Copy every line of the records below word for word, but leave the pictures out of your answer.

→ The input
• • • • • • •
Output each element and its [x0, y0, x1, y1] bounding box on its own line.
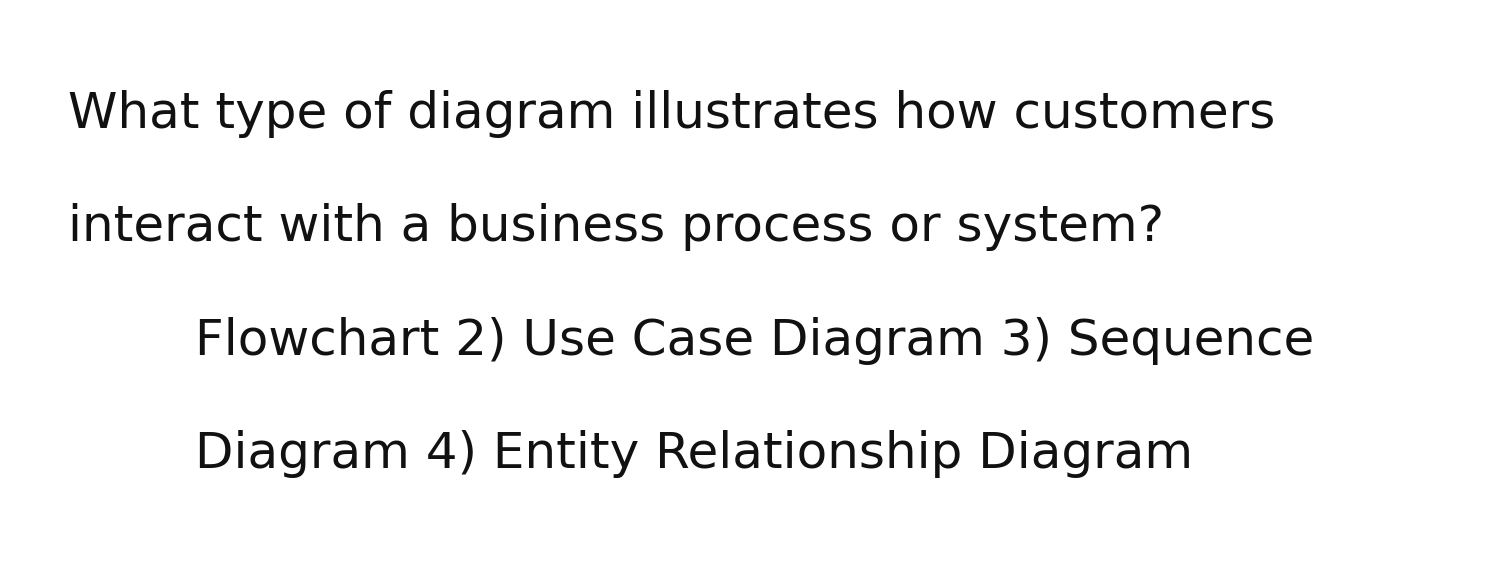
Text: Flowchart 2) Use Case Diagram 3) Sequence: Flowchart 2) Use Case Diagram 3) Sequenc…	[195, 317, 1314, 365]
Text: What type of diagram illustrates how customers: What type of diagram illustrates how cus…	[68, 90, 1275, 137]
Text: Diagram 4) Entity Relationship Diagram: Diagram 4) Entity Relationship Diagram	[195, 431, 1192, 478]
Text: interact with a business process or system?: interact with a business process or syst…	[68, 203, 1164, 251]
• • • • • • •
→ Task output
Output each element and its [x0, y0, x1, y1] bounding box on its own line.
Text: Flowchart 2) Use Case Diagram 3) Sequence: Flowchart 2) Use Case Diagram 3) Sequenc…	[195, 317, 1314, 365]
Text: What type of diagram illustrates how customers: What type of diagram illustrates how cus…	[68, 90, 1275, 137]
Text: Diagram 4) Entity Relationship Diagram: Diagram 4) Entity Relationship Diagram	[195, 431, 1192, 478]
Text: interact with a business process or system?: interact with a business process or syst…	[68, 203, 1164, 251]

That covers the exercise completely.